╔══

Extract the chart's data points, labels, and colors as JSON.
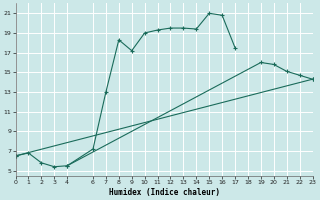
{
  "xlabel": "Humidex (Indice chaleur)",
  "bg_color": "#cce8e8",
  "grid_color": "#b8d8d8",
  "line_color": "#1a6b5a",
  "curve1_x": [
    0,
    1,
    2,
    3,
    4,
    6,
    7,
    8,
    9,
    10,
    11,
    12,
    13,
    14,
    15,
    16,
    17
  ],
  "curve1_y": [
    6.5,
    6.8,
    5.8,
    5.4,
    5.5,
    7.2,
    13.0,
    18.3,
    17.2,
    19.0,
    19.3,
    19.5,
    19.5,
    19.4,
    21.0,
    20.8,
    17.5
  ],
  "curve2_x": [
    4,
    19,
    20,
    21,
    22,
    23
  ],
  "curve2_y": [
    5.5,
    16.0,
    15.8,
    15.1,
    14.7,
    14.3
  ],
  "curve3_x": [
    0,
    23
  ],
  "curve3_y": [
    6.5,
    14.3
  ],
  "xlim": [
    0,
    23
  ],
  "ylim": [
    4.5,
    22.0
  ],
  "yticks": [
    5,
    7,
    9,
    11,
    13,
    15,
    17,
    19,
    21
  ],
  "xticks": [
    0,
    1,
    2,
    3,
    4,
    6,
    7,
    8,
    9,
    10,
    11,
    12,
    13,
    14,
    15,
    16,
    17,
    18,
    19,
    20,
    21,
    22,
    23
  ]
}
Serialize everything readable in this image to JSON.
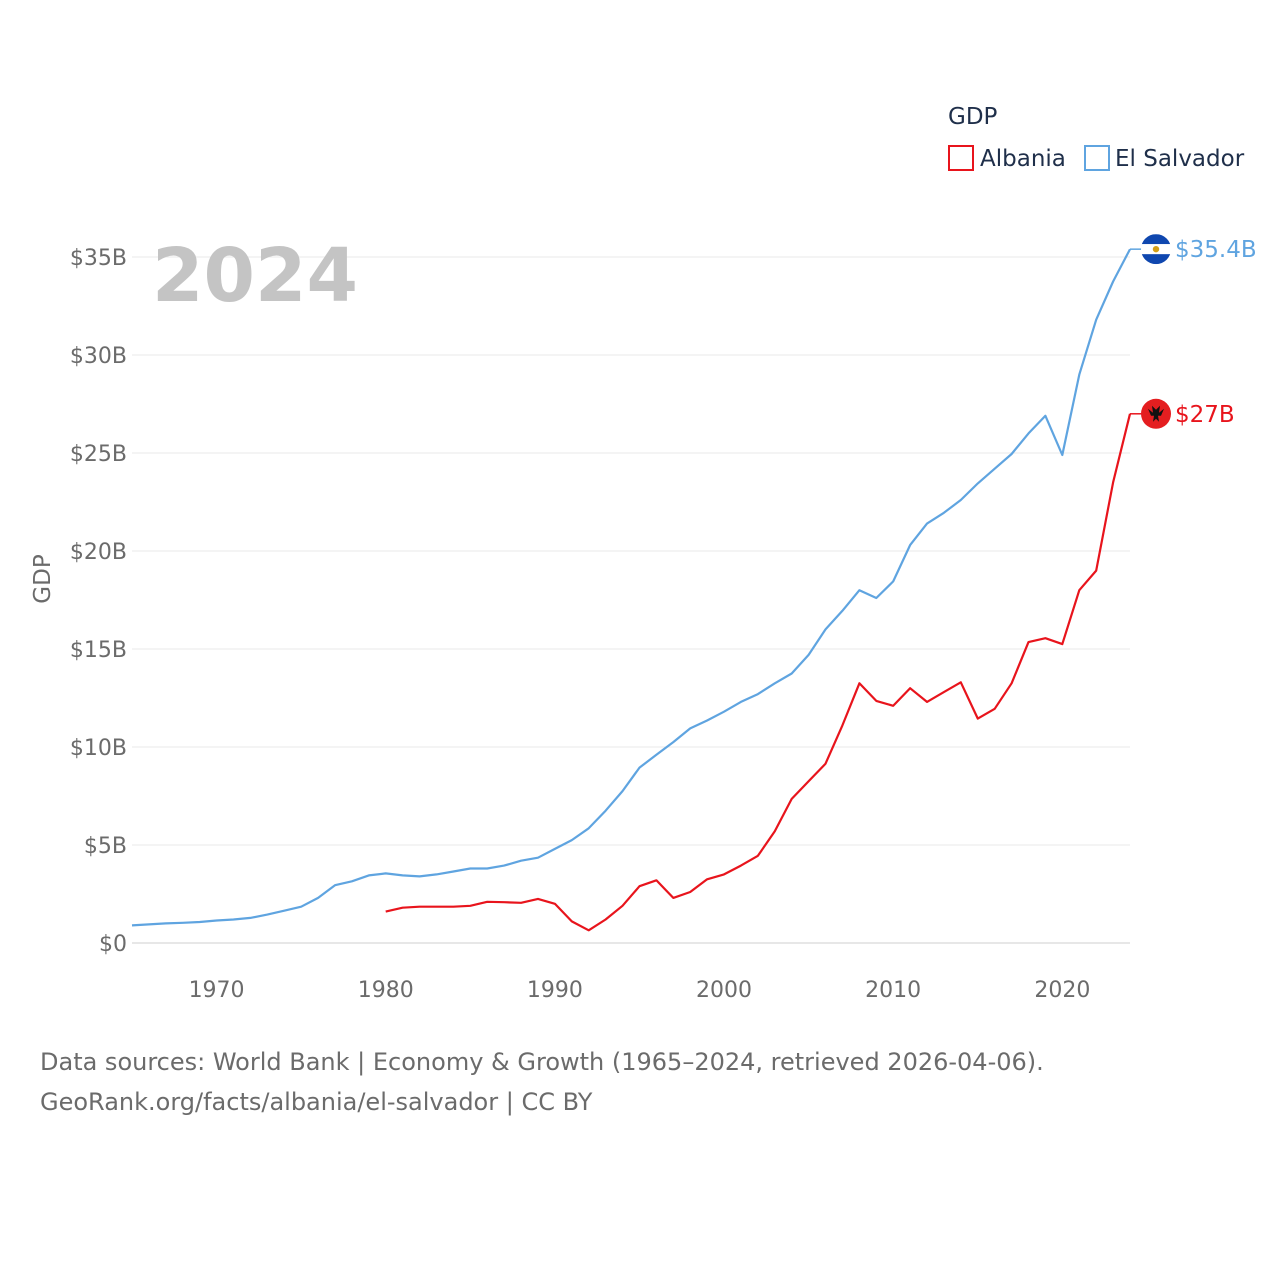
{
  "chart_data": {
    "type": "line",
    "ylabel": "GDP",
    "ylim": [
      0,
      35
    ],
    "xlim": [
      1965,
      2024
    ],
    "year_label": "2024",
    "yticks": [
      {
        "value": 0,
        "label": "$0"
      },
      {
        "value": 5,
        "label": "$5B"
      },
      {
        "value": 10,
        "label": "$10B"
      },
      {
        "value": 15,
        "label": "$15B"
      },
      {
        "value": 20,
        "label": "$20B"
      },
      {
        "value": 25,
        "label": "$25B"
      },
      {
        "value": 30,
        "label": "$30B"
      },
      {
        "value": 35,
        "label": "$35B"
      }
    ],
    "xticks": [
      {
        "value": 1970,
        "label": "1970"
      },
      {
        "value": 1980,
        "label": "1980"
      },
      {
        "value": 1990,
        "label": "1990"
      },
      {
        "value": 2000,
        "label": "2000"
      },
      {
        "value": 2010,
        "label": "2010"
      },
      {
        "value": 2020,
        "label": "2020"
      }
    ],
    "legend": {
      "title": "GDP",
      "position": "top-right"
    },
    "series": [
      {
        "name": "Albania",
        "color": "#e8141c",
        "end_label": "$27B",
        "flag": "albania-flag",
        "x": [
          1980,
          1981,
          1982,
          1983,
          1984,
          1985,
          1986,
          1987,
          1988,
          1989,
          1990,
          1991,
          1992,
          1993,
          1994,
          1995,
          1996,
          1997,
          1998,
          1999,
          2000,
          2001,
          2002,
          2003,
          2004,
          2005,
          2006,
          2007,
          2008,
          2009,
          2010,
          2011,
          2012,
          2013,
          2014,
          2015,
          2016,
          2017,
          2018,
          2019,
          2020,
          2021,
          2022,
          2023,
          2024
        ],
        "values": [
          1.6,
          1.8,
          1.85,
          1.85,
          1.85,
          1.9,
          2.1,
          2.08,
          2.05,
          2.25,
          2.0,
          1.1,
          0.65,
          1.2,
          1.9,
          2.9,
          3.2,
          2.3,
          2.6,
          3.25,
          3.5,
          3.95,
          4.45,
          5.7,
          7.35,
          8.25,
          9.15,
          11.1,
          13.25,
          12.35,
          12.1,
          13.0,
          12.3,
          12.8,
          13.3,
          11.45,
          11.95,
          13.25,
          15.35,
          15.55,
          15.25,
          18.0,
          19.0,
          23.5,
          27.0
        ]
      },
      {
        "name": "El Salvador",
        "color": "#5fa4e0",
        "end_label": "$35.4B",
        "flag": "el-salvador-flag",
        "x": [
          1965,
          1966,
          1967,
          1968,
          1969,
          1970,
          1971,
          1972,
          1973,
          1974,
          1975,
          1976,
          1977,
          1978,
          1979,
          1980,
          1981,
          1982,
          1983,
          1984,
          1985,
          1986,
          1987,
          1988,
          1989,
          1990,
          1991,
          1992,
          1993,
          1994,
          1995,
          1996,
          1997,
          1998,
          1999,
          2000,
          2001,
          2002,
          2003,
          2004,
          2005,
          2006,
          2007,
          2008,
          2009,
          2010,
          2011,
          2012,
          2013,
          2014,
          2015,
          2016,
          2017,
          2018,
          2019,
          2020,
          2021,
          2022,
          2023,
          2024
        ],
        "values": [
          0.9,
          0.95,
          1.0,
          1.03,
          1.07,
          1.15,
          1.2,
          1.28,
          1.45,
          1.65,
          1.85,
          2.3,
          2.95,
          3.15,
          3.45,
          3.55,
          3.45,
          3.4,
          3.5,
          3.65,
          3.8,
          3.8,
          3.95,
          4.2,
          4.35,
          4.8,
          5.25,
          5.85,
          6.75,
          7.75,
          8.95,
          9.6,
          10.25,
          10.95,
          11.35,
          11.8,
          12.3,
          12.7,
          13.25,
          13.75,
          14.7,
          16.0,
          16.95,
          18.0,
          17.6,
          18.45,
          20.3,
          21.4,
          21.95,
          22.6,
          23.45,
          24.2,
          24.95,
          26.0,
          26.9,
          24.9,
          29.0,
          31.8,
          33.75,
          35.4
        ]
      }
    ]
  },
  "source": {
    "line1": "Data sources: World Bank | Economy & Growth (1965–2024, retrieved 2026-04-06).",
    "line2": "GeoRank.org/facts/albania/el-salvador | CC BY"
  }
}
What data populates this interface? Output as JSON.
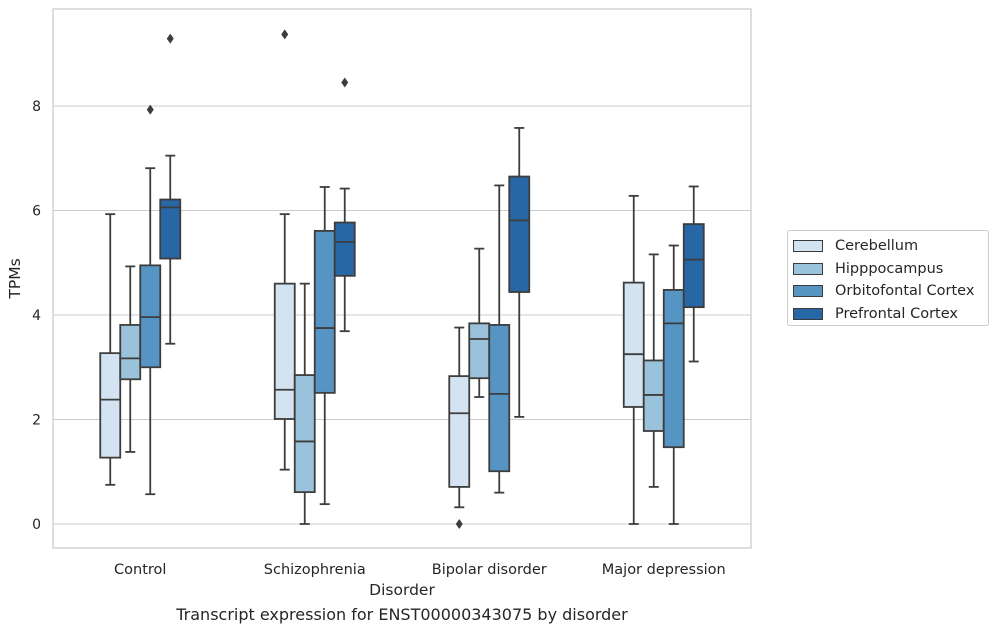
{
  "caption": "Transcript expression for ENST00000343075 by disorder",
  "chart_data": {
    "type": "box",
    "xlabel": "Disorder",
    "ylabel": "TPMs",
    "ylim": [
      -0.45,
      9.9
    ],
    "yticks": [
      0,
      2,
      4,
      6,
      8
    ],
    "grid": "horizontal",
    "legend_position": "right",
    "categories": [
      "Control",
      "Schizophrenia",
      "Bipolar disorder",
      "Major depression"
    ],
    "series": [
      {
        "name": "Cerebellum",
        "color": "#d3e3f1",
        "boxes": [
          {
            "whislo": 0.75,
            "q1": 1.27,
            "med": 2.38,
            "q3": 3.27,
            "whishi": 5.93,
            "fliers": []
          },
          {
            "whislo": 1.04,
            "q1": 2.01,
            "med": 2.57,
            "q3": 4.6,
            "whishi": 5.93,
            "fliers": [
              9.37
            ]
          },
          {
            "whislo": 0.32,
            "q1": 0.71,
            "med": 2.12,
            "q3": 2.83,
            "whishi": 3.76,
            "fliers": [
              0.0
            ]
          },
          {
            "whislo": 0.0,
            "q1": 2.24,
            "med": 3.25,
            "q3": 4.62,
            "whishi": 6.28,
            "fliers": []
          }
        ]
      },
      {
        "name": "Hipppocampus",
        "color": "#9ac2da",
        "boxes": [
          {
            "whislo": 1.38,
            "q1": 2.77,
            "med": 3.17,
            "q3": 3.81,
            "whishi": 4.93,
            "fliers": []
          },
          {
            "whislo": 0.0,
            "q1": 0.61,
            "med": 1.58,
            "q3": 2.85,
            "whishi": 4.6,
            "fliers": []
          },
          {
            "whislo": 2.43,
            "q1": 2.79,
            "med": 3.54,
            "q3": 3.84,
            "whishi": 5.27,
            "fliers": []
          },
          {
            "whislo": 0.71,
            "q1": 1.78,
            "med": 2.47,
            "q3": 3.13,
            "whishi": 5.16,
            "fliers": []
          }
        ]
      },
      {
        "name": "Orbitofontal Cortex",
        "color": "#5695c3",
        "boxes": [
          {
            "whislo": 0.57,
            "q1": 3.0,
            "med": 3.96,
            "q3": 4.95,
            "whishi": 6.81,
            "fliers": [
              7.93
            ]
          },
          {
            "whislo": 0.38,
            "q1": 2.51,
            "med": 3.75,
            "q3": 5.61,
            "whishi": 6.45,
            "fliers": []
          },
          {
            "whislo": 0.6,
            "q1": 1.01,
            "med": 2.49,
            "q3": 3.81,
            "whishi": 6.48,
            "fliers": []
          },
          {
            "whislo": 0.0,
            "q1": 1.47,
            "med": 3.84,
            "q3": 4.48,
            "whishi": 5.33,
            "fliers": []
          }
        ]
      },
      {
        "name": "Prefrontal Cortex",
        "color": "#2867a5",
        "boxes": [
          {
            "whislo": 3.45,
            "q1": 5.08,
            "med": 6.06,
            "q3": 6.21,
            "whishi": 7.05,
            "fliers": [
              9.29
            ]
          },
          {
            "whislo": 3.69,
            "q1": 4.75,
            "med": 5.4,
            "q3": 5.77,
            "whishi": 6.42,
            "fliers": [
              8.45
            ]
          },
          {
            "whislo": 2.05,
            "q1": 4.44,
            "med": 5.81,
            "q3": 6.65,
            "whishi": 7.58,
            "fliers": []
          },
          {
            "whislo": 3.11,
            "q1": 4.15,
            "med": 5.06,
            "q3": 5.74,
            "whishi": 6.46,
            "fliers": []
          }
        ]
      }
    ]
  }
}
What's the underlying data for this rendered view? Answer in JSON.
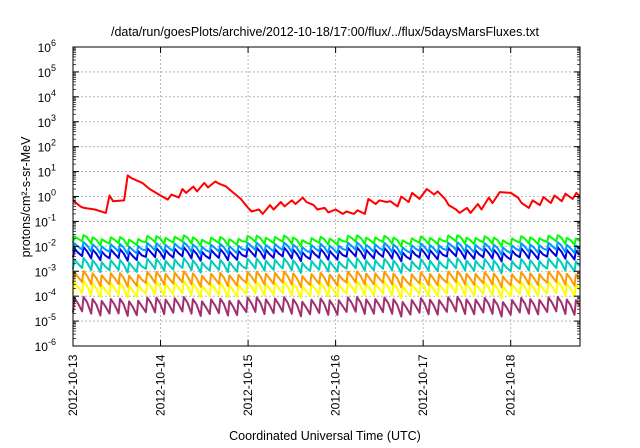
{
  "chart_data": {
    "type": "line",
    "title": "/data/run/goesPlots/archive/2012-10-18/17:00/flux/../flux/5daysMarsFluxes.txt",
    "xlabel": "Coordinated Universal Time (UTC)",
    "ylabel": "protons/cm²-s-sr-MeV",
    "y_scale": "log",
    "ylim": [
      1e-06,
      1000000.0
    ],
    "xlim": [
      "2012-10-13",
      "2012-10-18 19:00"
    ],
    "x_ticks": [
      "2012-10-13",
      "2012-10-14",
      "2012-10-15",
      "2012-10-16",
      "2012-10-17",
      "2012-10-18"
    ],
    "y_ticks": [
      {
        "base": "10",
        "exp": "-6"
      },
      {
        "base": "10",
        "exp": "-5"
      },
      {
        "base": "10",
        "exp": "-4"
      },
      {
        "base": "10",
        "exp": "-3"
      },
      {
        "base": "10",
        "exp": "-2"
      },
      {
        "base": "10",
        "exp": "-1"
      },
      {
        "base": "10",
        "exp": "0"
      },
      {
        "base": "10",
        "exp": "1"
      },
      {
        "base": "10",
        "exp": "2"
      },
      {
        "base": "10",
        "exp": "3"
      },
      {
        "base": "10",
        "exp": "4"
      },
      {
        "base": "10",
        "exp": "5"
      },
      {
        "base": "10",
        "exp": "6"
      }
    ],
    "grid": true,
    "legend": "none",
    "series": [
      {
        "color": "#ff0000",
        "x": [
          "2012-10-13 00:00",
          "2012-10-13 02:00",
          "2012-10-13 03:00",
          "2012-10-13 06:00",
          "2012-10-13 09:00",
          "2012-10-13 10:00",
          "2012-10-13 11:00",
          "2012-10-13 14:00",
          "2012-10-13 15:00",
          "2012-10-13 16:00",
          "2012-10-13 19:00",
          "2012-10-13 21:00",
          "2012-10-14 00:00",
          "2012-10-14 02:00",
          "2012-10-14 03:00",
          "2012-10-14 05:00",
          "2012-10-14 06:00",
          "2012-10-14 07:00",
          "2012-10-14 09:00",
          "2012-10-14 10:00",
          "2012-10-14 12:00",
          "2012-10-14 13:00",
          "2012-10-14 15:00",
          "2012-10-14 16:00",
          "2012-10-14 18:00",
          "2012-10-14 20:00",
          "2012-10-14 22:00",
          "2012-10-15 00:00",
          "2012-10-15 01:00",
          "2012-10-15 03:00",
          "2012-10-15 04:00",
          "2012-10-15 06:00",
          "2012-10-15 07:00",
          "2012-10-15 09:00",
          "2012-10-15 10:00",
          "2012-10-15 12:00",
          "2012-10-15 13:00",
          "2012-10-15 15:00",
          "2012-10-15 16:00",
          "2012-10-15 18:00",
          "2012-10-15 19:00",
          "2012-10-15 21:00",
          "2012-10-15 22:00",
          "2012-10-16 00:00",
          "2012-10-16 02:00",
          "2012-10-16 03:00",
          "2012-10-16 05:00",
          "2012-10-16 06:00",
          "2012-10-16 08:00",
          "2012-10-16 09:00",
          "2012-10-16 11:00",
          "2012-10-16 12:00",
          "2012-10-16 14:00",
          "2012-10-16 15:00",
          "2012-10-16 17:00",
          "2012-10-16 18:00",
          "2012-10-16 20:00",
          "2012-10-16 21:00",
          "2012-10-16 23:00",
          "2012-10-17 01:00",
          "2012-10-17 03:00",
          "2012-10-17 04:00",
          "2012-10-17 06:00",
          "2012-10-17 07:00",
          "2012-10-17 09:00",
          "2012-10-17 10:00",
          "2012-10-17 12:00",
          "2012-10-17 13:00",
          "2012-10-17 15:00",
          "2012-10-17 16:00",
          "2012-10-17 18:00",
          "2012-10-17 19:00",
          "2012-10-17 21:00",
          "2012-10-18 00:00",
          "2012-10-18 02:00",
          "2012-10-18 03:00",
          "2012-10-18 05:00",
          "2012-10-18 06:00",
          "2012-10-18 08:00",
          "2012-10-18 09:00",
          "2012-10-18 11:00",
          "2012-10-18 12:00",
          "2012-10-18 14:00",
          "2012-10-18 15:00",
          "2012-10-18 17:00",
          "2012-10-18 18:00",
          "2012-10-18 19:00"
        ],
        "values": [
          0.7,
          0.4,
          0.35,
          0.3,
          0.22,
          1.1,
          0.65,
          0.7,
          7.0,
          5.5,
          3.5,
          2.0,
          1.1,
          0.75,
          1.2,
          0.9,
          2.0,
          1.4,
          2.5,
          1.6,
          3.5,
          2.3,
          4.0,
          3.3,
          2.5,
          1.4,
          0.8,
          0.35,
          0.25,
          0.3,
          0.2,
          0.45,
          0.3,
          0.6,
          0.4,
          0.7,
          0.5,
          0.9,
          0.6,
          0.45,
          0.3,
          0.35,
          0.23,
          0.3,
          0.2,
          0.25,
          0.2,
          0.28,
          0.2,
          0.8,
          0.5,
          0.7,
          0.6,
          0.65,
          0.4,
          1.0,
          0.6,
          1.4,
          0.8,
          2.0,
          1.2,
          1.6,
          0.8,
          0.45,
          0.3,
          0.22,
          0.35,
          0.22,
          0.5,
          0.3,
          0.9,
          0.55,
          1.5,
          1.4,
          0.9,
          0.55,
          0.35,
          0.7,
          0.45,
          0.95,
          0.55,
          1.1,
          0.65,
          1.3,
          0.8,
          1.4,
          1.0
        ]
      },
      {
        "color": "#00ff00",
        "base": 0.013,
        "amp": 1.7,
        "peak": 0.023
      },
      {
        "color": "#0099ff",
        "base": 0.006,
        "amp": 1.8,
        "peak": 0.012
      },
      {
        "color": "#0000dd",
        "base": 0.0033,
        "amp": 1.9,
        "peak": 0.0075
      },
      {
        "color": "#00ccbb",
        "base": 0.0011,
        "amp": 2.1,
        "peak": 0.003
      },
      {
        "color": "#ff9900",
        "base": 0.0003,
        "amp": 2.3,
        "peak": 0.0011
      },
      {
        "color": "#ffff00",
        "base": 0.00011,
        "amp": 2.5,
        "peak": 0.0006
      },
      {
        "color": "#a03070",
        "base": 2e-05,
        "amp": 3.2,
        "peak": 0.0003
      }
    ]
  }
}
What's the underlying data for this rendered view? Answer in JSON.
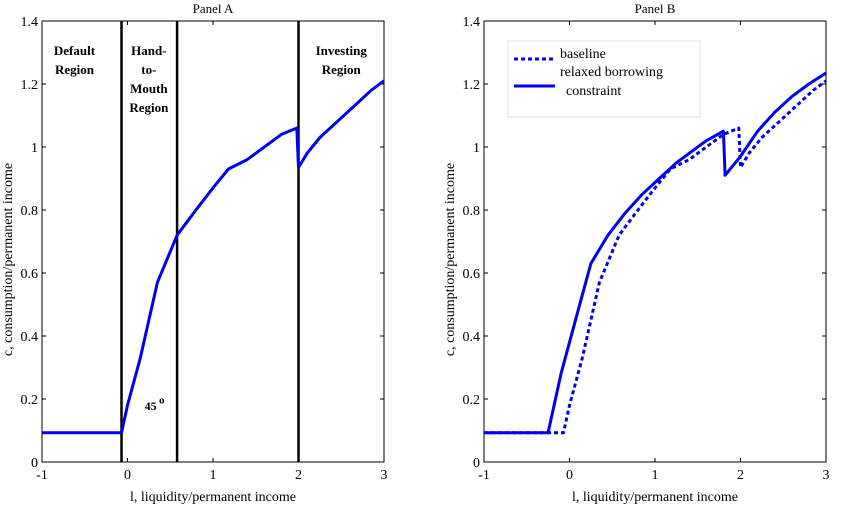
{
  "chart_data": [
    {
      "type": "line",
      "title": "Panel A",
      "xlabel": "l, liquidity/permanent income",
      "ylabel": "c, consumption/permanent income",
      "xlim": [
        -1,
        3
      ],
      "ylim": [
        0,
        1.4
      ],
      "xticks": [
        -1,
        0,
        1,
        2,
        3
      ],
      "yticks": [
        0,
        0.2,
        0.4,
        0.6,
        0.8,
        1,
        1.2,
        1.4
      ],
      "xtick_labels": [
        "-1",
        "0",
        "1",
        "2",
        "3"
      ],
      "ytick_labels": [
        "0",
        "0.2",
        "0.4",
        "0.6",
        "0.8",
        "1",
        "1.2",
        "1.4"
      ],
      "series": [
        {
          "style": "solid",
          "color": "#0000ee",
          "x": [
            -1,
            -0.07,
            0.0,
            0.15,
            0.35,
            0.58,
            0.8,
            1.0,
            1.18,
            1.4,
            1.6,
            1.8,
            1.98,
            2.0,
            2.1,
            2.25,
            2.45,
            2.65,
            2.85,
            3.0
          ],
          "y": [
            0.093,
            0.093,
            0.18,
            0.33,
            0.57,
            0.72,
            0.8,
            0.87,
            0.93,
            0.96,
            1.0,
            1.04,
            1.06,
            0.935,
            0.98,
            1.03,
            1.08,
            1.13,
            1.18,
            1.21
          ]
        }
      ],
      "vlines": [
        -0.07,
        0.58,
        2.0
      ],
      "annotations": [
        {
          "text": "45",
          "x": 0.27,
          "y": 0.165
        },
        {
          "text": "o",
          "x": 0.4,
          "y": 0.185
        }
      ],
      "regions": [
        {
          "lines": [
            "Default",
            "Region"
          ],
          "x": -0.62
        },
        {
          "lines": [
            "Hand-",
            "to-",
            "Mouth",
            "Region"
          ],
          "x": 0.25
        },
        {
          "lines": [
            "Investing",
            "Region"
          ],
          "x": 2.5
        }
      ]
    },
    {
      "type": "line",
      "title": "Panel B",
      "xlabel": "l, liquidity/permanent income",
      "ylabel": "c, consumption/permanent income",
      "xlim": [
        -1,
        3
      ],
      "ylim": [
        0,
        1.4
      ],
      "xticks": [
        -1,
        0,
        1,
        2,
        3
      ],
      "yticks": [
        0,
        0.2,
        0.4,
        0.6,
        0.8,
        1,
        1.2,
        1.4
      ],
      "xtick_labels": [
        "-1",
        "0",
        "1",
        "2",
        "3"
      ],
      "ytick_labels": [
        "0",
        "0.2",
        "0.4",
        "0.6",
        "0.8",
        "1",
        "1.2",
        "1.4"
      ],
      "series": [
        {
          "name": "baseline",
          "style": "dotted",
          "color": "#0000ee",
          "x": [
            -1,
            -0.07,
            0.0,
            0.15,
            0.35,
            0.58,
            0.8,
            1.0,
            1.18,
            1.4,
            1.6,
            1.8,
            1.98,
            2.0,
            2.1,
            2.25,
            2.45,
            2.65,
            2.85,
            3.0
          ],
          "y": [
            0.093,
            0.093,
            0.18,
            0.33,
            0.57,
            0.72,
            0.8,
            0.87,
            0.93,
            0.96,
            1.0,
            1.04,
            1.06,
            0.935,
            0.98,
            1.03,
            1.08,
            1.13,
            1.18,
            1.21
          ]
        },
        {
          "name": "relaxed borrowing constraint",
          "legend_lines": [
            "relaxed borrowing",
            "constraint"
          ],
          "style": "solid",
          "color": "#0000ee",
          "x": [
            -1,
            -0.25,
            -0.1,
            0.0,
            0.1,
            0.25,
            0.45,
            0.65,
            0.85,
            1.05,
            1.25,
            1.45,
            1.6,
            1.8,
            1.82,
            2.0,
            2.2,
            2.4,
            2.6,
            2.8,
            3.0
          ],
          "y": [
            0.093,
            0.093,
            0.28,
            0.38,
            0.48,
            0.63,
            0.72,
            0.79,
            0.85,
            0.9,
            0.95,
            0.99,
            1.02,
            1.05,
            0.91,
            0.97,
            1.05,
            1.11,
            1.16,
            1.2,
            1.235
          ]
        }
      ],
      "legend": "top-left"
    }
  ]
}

╚══

▶ GOAL: Find the string "flag" in the records, then copy each line where it occurs.

▶ THE REPLY:
        "flag": "albania-flag",
        "flag": "el-salvador-flag",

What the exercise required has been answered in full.